> Activity
Whenever a line in the entries below contains "Engelsen", copy that line.

> Dataset excerpts
Segment Open

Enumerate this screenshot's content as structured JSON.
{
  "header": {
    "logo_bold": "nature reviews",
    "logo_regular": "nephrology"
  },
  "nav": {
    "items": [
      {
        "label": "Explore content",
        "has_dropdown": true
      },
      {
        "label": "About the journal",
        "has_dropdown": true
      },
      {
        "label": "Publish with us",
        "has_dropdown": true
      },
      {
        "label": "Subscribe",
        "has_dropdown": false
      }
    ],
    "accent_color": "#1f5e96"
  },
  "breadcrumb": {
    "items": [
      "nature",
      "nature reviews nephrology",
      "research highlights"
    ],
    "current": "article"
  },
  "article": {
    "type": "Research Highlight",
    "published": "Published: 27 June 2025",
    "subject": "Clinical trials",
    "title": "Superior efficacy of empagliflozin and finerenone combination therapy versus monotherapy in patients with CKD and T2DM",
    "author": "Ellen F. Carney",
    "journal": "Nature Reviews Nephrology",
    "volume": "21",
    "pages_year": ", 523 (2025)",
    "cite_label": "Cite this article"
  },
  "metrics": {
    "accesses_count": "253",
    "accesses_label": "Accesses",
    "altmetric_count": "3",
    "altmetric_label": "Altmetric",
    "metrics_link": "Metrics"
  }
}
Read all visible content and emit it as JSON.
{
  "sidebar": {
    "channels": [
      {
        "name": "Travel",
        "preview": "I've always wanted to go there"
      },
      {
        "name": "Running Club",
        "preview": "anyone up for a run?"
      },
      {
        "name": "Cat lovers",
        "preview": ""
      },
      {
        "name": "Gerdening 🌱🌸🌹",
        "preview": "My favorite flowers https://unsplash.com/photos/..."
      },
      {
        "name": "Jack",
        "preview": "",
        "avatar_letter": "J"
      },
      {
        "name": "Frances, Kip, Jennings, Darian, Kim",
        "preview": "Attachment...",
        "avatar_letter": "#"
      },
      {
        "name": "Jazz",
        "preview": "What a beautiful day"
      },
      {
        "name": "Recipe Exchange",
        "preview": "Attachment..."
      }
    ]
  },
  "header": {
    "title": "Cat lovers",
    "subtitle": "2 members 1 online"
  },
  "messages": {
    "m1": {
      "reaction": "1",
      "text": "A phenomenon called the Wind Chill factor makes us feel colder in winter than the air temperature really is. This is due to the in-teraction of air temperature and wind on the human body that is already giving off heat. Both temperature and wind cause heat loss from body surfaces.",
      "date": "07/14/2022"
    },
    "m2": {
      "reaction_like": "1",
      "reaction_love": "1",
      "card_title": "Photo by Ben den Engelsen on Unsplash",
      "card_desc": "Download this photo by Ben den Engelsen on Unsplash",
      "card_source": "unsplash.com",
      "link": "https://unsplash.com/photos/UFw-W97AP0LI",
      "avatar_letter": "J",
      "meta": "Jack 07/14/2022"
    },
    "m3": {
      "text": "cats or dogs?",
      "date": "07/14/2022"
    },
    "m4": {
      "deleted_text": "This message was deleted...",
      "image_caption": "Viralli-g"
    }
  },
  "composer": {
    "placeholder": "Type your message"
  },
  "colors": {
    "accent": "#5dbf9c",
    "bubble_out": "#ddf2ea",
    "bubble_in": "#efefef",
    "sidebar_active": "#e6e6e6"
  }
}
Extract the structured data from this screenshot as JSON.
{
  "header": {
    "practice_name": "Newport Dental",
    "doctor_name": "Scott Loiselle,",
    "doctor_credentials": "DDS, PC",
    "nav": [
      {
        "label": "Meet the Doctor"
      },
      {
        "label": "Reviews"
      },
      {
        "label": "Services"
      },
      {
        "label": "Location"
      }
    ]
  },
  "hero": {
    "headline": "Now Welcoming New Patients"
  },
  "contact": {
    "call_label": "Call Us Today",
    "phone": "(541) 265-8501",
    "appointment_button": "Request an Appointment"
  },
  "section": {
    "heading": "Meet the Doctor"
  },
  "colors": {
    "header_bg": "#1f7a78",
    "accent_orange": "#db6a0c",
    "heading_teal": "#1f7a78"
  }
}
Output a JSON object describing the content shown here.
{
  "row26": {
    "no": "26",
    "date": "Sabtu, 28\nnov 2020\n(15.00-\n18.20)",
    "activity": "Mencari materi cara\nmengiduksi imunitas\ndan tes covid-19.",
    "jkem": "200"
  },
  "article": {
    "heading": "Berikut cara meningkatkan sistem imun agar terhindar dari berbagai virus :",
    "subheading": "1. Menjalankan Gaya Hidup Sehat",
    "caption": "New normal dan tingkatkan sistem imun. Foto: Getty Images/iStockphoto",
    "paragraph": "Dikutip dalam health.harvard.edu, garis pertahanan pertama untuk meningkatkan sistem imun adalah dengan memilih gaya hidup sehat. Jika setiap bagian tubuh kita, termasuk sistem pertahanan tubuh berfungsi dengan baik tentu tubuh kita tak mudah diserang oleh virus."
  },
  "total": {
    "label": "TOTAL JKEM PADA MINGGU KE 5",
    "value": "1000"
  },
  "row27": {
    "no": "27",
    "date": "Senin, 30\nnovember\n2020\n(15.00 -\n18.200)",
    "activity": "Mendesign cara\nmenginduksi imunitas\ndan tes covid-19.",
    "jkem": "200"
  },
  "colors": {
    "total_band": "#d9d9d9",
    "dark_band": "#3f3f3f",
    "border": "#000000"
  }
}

Segment Closed

> Output below
      "card_title": "Photo by Ben den Engelsen on Unsplash",
      "card_desc": "Download this photo by Ben den Engelsen on Unsplash",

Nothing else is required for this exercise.